**Задания**
- a) Ответьте на вопросы по фрагменту о Студии, помечая ответы так же:
(i) Кого Станиславский назвал единственным служащим Студии?
(ii) Чем в Студии ведал Сушкевич?
(iii) Кто председательствовал на собраниях?
- b) Верните из фрагмента о Студии точный отрывок от слов «Отношения с Художественным» до слов «Косарская — хозяйки буфета.» включительно.

**Фрагмент документа**
---

Отношения с Художественным театром были сложные — Студию считали личной прихотью Станиславского, поэтому почти не отпускали ей средств, а мебель, костюмы, парики давали из совсем уже непригодных для спектаклей театра. Константин Сергеевич записал в протоколе: «Нет рассыльных — не можем извещать, у нас вообще один служащий — Баранов». Но театр был неумолим.

Для ведения работ по Студии были избраны: Гремиславский — заведующий художественно-постановочной частью, Готовцев — сценой и хозяйственной частью, Сушкевич — продажей билетов, Колин — бухгалтерией, не помню по какой части — Болеславский, Вахтангов, Бромлей, Мчеделов, а также Дейкун и Косарская — хозяйки буфета.

Запись Сулера в нашем журнале: «Сегодня Дейкун, Косарская и Колин устроили праздник “первой кастрюльки”. Буфет наш начал функционировать. Установлены цены и уже ели яичницу, кашу и пили кофе. Спасибо, дамы! »

На наших собраниях председательствовал Леопольд Антонович, иногда его заменял Готовцев. Даже заседания мы теперь пытались сделать праздничными. После одного из них в журнале появилась краткая, но выразительная запись: «Дыни! Цветы! »

---

**Содержимое набора данных**
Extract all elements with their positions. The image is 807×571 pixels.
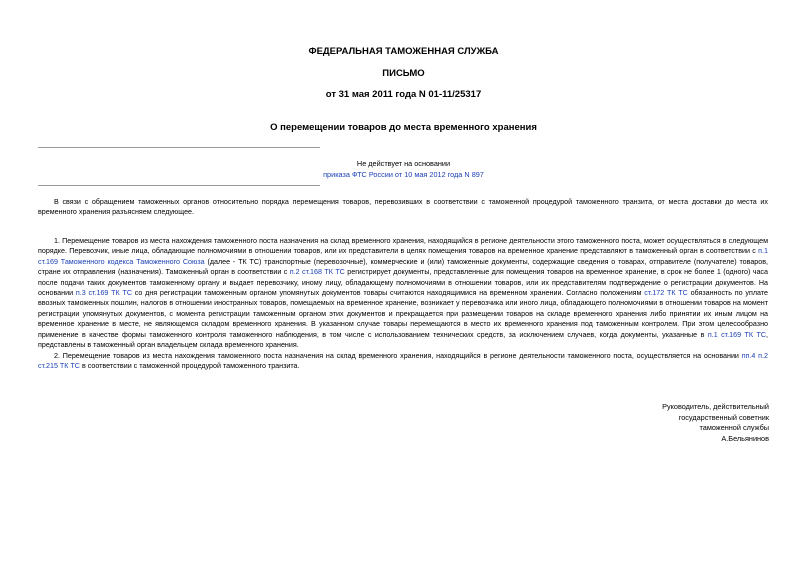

---

**Список решений**
- a)
(i) Баранова.
(ii) Продажей билетов.
(iii) Леопольд Антонович.

- b)
Отношения с Художественным театром были сложные — Студию считали личной прихотью Станиславского, поэтому почти не отпускали ей средств, а мебель, костюмы, парики давали из совсем уже непригодных для спектаклей театра. Константин Сергеевич записал в протоколе: «Нет рассыльных — не можем извещать, у нас вообще один служащий — Баранов». Но театр был неумолим.

Для ведения работ по Студии были избраны: Гремиславский — заведующий художественно-постановочной частью, Готовцев — сценой и хозяйственной частью, Сушкевич — продажей билетов, Колин — бухгалтерией, не помню по какой части — Болеславский, Вахтангов, Бромлей, Мчеделов, а также Дейкун и Косарская — хозяйки буфета.